- Brief -
Below is a block of records; repeat each one exactly.

#####

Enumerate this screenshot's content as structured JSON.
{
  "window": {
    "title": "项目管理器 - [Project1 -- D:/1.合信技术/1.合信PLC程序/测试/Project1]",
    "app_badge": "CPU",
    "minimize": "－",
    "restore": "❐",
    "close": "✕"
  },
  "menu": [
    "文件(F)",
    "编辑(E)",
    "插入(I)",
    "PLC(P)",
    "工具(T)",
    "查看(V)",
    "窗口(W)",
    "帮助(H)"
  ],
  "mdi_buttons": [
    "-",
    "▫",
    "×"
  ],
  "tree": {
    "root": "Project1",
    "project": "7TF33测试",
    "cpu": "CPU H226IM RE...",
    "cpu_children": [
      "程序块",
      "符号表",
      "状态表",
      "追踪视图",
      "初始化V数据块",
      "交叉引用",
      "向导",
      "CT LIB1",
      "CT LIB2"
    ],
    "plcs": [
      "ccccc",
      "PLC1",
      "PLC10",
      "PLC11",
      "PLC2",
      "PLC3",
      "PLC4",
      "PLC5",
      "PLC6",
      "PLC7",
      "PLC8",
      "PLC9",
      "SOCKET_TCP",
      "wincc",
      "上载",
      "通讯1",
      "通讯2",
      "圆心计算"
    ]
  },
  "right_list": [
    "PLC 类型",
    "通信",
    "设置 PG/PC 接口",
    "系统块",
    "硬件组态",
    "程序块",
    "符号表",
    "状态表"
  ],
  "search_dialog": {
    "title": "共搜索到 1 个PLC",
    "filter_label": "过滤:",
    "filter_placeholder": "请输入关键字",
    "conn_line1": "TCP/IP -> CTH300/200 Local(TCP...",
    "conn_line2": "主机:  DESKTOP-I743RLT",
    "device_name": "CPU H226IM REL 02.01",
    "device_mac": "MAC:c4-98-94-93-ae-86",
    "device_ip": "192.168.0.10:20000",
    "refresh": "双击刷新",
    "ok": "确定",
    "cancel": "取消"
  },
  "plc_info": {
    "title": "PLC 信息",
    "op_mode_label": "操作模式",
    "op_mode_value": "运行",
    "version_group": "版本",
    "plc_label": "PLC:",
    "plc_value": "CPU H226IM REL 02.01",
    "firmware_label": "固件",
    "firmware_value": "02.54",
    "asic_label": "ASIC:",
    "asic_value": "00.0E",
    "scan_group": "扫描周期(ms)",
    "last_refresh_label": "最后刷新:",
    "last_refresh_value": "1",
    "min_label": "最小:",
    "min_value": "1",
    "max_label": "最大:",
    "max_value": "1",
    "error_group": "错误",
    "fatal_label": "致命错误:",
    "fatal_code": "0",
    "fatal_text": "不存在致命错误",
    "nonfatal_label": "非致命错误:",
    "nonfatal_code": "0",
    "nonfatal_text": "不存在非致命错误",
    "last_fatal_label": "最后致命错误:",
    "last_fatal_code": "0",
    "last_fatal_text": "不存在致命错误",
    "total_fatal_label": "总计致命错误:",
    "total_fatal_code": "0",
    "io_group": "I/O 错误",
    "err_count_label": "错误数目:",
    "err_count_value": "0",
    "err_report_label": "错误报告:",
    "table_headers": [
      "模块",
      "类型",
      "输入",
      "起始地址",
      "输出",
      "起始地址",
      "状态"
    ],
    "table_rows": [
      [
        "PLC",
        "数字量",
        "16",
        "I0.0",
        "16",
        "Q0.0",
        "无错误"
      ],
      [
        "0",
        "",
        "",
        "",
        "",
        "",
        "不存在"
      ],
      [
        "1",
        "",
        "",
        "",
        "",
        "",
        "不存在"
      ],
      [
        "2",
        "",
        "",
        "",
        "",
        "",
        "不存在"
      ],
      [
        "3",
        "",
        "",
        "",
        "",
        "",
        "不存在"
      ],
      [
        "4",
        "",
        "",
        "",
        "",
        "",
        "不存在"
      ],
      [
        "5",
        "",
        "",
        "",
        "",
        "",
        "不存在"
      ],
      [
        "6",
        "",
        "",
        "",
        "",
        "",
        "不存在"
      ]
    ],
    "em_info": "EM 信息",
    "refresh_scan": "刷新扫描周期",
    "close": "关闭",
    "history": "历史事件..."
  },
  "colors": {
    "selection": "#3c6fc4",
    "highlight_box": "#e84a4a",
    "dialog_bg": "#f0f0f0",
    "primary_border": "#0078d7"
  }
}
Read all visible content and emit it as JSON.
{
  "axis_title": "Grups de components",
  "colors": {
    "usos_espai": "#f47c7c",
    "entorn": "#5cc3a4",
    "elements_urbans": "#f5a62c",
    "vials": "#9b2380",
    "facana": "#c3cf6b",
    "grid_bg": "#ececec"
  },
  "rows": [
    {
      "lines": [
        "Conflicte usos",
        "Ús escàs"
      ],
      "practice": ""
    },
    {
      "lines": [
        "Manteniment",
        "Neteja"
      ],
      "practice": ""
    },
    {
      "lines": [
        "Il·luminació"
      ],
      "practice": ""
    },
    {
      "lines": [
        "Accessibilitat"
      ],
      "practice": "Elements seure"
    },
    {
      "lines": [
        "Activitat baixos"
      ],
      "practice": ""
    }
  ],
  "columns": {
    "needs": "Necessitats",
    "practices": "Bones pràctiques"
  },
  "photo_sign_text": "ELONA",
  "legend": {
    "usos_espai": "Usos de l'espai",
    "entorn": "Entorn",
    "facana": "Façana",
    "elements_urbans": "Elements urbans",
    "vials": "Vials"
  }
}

#####

- Exercise output -
Enumerate this screenshot's content as structured JSON.
{
  "window": {
    "title": "项目管理器 - [Project1 -- D:/1.合信技术/1.合信PLC程序/测试/Project1]",
    "app_badge": "CPU",
    "minimize": "－",
    "restore": "❐",
    "close": "✕"
  },
  "menu": [
    "文件(F)",
    "编辑(E)",
    "插入(I)",
    "PLC(P)",
    "工具(T)",
    "查看(V)",
    "窗口(W)",
    "帮助(H)"
  ],
  "mdi_buttons": [
    "-",
    "▫",
    "×"
  ],
  "tree": {
    "root": "Project1",
    "project": "7TF33测试",
    "cpu": "CPU H226IM RE...",
    "cpu_children": [
      "程序块",
      "符号表",
      "状态表",
      "追踪视图",
      "初始化V数据块",
      "交叉引用",
      "向导",
      "CT LIB1",
      "CT LIB2"
    ],
    "plcs": [
      "ccccc",
      "PLC1",
      "PLC10",
      "PLC11",
      "PLC2",
      "PLC3",
      "PLC4",
      "PLC5",
      "PLC6",
      "PLC7",
      "PLC8",
      "PLC9",
      "SOCKET_TCP",
      "wincc",
      "上载",
      "通讯1",
      "通讯2",
      "圆心计算"
    ]
  },
  "right_list": [
    "PLC 类型",
    "通信",
    "设置 PG/PC 接口",
    "系统块",
    "硬件组态",
    "程序块",
    "符号表",
    "状态表"
  ],
  "search_dialog": {
    "title": "共搜索到 1 个PLC",
    "filter_label": "过滤:",
    "filter_placeholder": "请输入关键字",
    "conn_line1": "TCP/IP -> CTH300/200 Local(TCP...",
    "conn_line2": "主机:  DESKTOP-I743RLT",
    "device_name": "CPU H226IM REL 02.01",
    "device_mac": "MAC:c4-98-94-93-ae-86",
    "device_ip": "192.168.0.10:20000",
    "refresh": "双击刷新",
    "ok": "确定",
    "cancel": "取消"
  },
  "plc_info": {
    "title": "PLC 信息",
    "op_mode_label": "操作模式",
    "op_mode_value": "运行",
    "version_group": "版本",
    "plc_label": "PLC:",
    "plc_value": "CPU H226IM REL 02.01",
    "firmware_label": "固件",
    "firmware_value": "02.54",
    "asic_label": "ASIC:",
    "asic_value": "00.0E",
    "scan_group": "扫描周期(ms)",
    "last_refresh_label": "最后刷新:",
    "last_refresh_value": "1",
    "min_label": "最小:",
    "min_value": "1",
    "max_label": "最大:",
    "max_value": "1",
    "error_group": "错误",
    "fatal_label": "致命错误:",
    "fatal_code": "0",
    "fatal_text": "不存在致命错误",
    "nonfatal_label": "非致命错误:",
    "nonfatal_code": "0",
    "nonfatal_text": "不存在非致命错误",
    "last_fatal_label": "最后致命错误:",
    "last_fatal_code": "0",
    "last_fatal_text": "不存在致命错误",
    "total_fatal_label": "总计致命错误:",
    "total_fatal_code": "0",
    "io_group": "I/O 错误",
    "err_count_label": "错误数目:",
    "err_count_value": "0",
    "err_report_label": "错误报告:",
    "table_headers": [
      "模块",
      "类型",
      "输入",
      "起始地址",
      "输出",
      "起始地址",
      "状态"
    ],
    "table_rows": [
      [
        "PLC",
        "数字量",
        "16",
        "I0.0",
        "16",
        "Q0.0",
        "无错误"
      ],
      [
        "0",
        "",
        "",
        "",
        "",
        "",
        "不存在"
      ],
      [
        "1",
        "",
        "",
        "",
        "",
        "",
        "不存在"
      ],
      [
        "2",
        "",
        "",
        "",
        "",
        "",
        "不存在"
      ],
      [
        "3",
        "",
        "",
        "",
        "",
        "",
        "不存在"
      ],
      [
        "4",
        "",
        "",
        "",
        "",
        "",
        "不存在"
      ],
      [
        "5",
        "",
        "",
        "",
        "",
        "",
        "不存在"
      ],
      [
        "6",
        "",
        "",
        "",
        "",
        "",
        "不存在"
      ]
    ],
    "em_info": "EM 信息",
    "refresh_scan": "刷新扫描周期",
    "close": "关闭",
    "history": "历史事件..."
  },
  "colors": {
    "selection": "#3c6fc4",
    "highlight_box": "#e84a4a",
    "dialog_bg": "#f0f0f0",
    "primary_border": "#0078d7"
  }
}
Read all visible content and emit it as JSON.
{
  "axis_title": "Grups de components",
  "colors": {
    "usos_espai": "#f47c7c",
    "entorn": "#5cc3a4",
    "elements_urbans": "#f5a62c",
    "vials": "#9b2380",
    "facana": "#c3cf6b",
    "grid_bg": "#ececec"
  },
  "rows": [
    {
      "lines": [
        "Conflicte usos",
        "Ús escàs"
      ],
      "practice": ""
    },
    {
      "lines": [
        "Manteniment",
        "Neteja"
      ],
      "practice": ""
    },
    {
      "lines": [
        "Il·luminació"
      ],
      "practice": ""
    },
    {
      "lines": [
        "Accessibilitat"
      ],
      "practice": "Elements seure"
    },
    {
      "lines": [
        "Activitat baixos"
      ],
      "practice": ""
    }
  ],
  "columns": {
    "needs": "Necessitats",
    "practices": "Bones pràctiques"
  },
  "photo_sign_text": "ELONA",
  "legend": {
    "usos_espai": "Usos de l'espai",
    "entorn": "Entorn",
    "facana": "Façana",
    "elements_urbans": "Elements urbans",
    "vials": "Vials"
  }
}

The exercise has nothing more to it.